▶ [Page excerpt]
+ + + +

The unlawful arrests, first by the City of London Police and further by the Metropolitan Police, effectively violated my right to protest. Lawrence Barker, my lawyer of Bindmans solicitors, pointed out in a Guardian interview, “While my client’s initial arrest and detention for breach of the peace effectively prevented him from lawfully protesting further that day, it provided the police with no powers to stop him from doing so during the remainder of the Chinese president’s visit,” and “[h]is arrest later that night for conspiracy to commit a public order offence – for which there was seemingly never any evidence – appears to have been carried out precisely to stop him protesting any further.”

As a widespread crackdown on human rights lawyers and campaigners is being carried out in China, I am particularly concerned about the seizure of my computers and phones. The Metropolitan Police has admitted taking a copy of contacts on my phone but denied accessing my computers. My computer equipment was seized for the purpose of investigating the allegations against me, but the investigation was discontinued due to “lack of evidence”, despite, as the police asserted, no attempts having been made to secure that evidence by way of examination of the computers. However, it was during the time that my electronic equipment was being held by the Metropolitan Police that Google issued its warning. The evidence suggests that either the Metropolitan Police were attempting to access my computer, contrary to what they have stated; or alternatively, that around that time information had been supplied by the Metropolitan Police to some other state body such that they might do so.

There is strong evidence that lawful protest is being restricted not only by way of operational decisions taken on any given day, but by way of prior police planning – seemingly in effect as a prerequisite of a visit by the Chinese President. The actions of any senior officer in drawing up and implementing such plans for that purpose would plainly be unlawful.

+ + + +

▶ [Supplied material]

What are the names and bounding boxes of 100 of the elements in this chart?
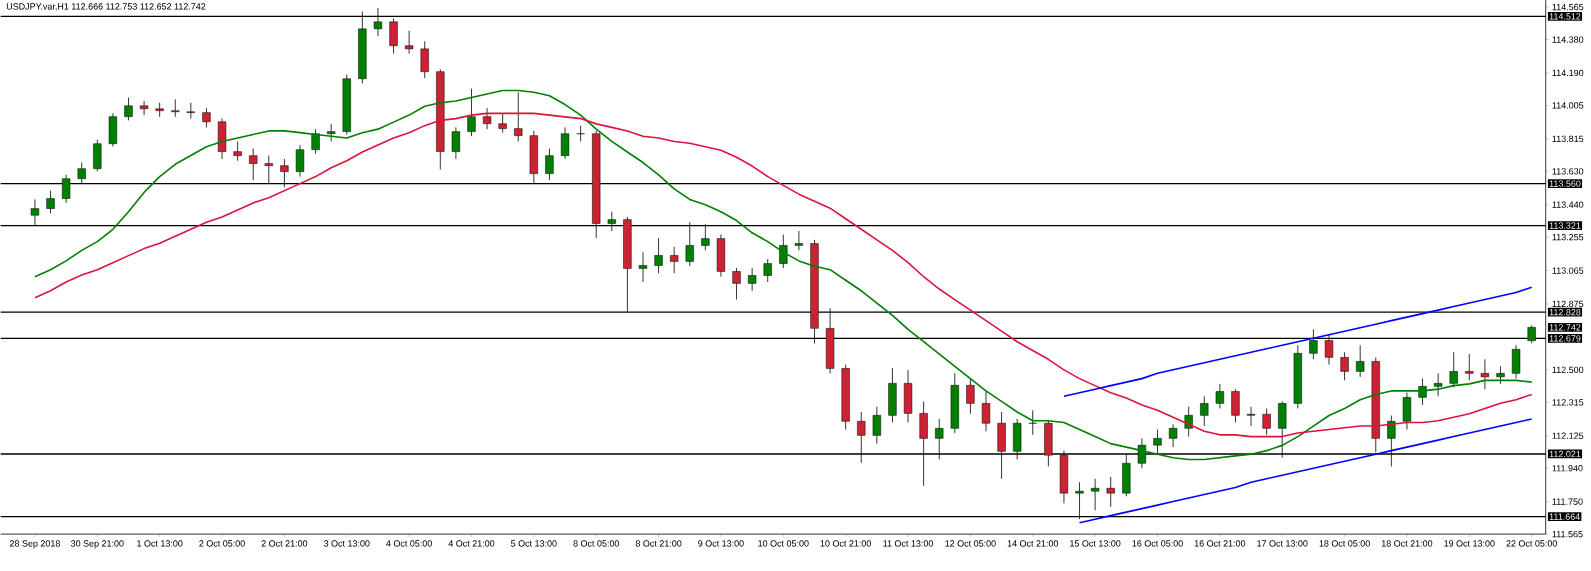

+ + + +

▶ [Tasks to perform]
A - According to the text about the protest arrests, what did the Metropolitan Police admit taking from the writer's phone?
B - Output, word for word, the part of the text about the protest arrests between "There is strong" and "plainly be unlawful.", inclusive.
The listing has no connection to the text about the protest arrests.

▶ [Full solutions]
A - A copy of the contacts on the phone.

B -
There is strong evidence that lawful protest is being restricted not only by way of operational decisions taken on any given day, but by way of prior police planning – seemingly in effect as a prerequisite of a visit by the Chinese President. The actions of any senior officer in drawing up and implementing such plans for that purpose would plainly be unlawful.